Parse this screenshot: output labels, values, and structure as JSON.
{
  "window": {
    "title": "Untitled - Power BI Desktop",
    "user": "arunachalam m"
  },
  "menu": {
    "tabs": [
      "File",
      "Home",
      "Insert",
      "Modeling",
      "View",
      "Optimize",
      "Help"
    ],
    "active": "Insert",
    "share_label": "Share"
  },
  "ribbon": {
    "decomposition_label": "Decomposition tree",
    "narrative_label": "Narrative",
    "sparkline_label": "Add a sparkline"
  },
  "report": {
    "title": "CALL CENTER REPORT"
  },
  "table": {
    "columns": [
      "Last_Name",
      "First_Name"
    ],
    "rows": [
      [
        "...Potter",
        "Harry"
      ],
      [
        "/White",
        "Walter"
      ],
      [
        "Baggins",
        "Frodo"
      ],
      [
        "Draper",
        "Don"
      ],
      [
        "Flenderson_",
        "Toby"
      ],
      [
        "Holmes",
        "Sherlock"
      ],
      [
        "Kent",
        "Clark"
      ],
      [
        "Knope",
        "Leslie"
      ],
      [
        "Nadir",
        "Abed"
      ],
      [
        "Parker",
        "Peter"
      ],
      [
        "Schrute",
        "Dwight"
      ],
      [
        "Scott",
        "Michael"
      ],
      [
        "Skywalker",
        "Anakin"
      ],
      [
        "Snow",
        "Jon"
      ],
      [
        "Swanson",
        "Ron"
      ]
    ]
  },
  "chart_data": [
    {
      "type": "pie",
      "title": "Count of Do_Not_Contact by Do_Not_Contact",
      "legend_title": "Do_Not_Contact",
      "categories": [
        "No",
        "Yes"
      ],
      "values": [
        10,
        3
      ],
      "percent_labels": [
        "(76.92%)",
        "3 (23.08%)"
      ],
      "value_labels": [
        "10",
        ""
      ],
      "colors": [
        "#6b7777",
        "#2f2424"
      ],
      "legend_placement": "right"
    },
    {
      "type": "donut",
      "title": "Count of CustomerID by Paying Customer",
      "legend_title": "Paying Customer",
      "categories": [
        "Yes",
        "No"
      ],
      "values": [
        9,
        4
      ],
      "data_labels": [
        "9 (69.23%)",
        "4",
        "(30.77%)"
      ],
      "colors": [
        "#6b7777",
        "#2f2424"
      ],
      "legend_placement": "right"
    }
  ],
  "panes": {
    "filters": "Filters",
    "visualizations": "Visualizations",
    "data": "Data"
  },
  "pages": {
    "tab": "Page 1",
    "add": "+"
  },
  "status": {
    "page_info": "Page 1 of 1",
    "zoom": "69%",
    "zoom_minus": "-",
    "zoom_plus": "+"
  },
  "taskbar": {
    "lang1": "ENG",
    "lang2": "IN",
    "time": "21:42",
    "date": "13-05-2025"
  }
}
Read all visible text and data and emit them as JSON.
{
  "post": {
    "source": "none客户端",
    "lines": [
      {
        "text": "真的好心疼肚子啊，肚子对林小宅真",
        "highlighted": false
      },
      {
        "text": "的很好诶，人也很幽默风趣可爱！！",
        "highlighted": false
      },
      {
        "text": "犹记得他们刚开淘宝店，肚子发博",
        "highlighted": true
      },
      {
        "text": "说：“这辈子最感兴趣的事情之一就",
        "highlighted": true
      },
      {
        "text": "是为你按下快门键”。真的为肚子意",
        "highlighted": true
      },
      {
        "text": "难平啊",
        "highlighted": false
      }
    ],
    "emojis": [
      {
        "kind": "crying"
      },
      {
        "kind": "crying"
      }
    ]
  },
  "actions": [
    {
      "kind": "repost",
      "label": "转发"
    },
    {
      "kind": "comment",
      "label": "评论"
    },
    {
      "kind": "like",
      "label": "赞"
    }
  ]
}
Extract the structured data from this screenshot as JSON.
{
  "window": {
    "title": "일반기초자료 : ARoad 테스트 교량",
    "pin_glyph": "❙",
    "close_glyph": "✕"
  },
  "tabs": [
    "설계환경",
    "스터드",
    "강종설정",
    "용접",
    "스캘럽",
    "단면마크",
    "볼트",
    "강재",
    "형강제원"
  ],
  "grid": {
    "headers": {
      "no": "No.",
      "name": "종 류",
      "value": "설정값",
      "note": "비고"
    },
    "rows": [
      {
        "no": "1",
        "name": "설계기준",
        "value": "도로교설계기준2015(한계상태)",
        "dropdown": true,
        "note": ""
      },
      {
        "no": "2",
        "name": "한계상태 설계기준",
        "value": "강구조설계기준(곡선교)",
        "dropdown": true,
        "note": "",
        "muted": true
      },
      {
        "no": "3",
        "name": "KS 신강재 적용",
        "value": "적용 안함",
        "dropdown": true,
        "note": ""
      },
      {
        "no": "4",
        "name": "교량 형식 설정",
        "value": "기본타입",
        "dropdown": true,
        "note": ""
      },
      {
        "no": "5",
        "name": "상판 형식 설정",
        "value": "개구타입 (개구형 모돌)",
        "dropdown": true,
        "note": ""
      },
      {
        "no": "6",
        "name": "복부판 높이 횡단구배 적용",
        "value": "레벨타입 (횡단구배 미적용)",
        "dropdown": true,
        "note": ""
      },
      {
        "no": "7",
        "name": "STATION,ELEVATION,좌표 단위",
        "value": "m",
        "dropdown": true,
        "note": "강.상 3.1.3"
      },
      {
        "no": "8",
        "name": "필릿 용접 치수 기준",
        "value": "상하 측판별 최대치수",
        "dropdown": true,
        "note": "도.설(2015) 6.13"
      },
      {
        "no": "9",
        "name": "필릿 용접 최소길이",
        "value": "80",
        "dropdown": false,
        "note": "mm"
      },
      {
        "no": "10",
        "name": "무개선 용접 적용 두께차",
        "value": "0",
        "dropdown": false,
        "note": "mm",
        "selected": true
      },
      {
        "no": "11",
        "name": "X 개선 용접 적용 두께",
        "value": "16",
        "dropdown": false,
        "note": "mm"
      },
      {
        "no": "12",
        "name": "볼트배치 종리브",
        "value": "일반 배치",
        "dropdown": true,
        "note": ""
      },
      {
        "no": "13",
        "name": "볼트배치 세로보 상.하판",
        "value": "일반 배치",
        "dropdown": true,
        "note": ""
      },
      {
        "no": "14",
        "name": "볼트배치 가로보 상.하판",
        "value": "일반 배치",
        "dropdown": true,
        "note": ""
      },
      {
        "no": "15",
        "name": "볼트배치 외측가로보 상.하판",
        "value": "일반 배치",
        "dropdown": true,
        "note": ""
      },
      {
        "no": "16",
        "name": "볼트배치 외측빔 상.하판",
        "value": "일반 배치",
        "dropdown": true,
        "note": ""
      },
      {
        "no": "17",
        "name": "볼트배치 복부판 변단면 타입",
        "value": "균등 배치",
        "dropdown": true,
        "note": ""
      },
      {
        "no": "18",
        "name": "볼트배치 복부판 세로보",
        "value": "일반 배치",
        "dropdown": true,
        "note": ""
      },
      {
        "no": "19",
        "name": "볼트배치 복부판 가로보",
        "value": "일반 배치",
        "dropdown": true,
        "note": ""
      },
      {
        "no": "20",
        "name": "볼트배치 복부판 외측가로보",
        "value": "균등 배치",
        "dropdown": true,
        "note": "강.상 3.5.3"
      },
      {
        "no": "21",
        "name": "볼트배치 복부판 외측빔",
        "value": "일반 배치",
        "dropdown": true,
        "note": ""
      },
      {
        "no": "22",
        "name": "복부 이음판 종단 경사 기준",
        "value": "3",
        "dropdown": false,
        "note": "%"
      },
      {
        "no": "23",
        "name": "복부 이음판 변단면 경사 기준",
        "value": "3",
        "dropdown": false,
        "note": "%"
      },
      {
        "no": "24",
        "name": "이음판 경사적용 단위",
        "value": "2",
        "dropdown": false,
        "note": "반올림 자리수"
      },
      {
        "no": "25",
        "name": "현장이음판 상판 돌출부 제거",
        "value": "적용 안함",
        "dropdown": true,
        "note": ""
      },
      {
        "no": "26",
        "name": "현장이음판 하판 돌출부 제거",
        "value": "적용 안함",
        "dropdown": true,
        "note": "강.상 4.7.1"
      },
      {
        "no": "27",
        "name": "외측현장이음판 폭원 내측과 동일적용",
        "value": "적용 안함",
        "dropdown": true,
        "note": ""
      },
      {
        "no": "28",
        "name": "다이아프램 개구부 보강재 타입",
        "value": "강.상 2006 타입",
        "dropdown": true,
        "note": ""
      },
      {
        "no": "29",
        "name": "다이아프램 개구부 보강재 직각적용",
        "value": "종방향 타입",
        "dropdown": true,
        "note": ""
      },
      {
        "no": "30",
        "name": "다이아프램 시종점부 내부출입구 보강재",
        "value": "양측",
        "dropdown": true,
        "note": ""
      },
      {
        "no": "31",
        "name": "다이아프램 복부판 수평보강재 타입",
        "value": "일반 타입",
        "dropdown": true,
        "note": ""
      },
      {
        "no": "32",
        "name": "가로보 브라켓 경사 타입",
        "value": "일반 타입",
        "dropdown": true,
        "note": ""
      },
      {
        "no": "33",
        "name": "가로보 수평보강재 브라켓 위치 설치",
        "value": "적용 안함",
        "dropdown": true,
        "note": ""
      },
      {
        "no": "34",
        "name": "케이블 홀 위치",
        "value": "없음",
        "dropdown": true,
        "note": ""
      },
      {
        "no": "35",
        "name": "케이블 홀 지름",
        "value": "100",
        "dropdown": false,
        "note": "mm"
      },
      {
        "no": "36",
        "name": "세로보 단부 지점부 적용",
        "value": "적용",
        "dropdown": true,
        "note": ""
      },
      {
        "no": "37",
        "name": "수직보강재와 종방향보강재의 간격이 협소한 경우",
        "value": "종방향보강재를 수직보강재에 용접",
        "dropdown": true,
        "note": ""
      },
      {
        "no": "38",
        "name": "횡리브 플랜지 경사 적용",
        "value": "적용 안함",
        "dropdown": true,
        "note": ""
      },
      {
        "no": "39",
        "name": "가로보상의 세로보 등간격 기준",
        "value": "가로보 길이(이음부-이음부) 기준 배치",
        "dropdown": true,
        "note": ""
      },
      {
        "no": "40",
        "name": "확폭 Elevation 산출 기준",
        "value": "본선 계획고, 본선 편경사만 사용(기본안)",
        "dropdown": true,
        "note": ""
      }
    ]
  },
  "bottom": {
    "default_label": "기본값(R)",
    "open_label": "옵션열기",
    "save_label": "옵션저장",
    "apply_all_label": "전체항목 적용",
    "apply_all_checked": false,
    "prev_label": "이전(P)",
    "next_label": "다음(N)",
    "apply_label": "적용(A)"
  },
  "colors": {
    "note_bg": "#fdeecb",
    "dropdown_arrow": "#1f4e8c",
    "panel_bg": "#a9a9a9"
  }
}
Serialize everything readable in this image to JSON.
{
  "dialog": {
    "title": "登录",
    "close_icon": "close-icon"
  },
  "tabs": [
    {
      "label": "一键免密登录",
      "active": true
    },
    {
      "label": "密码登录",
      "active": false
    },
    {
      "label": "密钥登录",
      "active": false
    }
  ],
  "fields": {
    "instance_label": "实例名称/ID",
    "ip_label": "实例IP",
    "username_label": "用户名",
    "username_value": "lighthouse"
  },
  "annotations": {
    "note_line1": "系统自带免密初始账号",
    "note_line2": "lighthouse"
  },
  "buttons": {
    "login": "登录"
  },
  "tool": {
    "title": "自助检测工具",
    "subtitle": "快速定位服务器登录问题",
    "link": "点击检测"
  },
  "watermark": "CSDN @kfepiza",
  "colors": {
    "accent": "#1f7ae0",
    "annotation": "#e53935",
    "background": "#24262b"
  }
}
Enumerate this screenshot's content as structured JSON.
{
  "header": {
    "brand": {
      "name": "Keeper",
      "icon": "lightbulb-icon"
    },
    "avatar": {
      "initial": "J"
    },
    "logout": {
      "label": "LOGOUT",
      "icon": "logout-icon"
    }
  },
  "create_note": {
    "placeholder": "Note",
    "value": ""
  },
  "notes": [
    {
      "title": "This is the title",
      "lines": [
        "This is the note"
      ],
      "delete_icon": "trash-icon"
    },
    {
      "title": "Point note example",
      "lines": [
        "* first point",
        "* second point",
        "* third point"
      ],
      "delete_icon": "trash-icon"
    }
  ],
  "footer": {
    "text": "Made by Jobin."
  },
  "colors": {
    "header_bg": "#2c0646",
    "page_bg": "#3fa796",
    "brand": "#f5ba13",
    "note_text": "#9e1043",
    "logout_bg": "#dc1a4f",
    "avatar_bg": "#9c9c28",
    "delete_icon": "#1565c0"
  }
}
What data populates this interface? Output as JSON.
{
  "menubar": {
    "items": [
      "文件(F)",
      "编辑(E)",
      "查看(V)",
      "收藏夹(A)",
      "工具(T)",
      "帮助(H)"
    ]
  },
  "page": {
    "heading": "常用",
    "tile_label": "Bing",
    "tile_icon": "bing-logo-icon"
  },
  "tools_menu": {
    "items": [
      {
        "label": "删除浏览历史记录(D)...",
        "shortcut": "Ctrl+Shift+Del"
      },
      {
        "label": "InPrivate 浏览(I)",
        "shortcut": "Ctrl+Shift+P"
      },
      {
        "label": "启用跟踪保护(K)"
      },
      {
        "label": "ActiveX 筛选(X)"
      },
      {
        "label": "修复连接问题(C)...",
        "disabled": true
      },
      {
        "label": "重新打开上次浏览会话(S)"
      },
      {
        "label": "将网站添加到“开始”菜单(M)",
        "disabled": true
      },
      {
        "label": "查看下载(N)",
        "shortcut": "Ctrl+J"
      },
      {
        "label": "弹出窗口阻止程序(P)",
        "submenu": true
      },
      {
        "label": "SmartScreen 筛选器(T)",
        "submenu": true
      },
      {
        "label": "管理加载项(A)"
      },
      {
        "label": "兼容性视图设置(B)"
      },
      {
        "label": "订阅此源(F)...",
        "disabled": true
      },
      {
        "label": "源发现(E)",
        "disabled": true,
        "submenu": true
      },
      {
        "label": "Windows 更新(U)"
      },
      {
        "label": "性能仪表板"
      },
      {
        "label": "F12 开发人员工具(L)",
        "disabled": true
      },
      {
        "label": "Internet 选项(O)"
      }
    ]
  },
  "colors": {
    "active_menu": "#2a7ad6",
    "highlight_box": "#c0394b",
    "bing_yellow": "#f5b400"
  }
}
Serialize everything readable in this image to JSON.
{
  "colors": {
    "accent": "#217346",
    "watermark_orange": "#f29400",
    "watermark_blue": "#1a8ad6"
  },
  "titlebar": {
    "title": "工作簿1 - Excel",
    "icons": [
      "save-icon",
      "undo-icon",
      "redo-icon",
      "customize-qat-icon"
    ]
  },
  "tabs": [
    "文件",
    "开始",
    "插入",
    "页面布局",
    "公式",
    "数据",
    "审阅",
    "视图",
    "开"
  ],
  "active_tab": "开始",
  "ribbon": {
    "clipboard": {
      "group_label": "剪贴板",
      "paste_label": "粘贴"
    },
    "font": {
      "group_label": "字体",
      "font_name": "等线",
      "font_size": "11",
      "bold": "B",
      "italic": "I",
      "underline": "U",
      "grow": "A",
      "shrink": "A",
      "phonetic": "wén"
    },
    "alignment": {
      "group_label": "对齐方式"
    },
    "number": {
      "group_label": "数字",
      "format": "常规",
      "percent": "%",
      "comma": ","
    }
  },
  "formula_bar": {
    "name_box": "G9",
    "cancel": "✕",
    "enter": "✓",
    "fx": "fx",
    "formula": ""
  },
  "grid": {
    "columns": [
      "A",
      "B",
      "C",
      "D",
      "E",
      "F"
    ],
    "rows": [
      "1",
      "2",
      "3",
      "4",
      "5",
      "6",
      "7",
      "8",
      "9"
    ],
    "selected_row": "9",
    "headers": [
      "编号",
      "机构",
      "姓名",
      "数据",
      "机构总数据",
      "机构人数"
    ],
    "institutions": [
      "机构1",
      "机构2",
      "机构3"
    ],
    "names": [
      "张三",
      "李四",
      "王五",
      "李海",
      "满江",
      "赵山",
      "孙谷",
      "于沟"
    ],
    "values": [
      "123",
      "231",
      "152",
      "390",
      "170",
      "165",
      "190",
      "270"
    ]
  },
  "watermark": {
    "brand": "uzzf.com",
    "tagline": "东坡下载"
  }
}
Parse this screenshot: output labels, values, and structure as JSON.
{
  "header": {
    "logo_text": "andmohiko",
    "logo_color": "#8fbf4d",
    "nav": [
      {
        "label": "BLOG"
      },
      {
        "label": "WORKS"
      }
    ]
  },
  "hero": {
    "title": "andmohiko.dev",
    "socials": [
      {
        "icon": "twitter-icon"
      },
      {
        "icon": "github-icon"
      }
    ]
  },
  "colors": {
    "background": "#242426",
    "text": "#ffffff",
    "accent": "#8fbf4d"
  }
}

——

=== Directions ===
Identify each line holding the string "Count", and copy it out.

=== Answer to the task ===
      "title": "Count of Do_Not_Contact by Do_Not_Contact",
      "title": "Count of CustomerID by Paying Customer",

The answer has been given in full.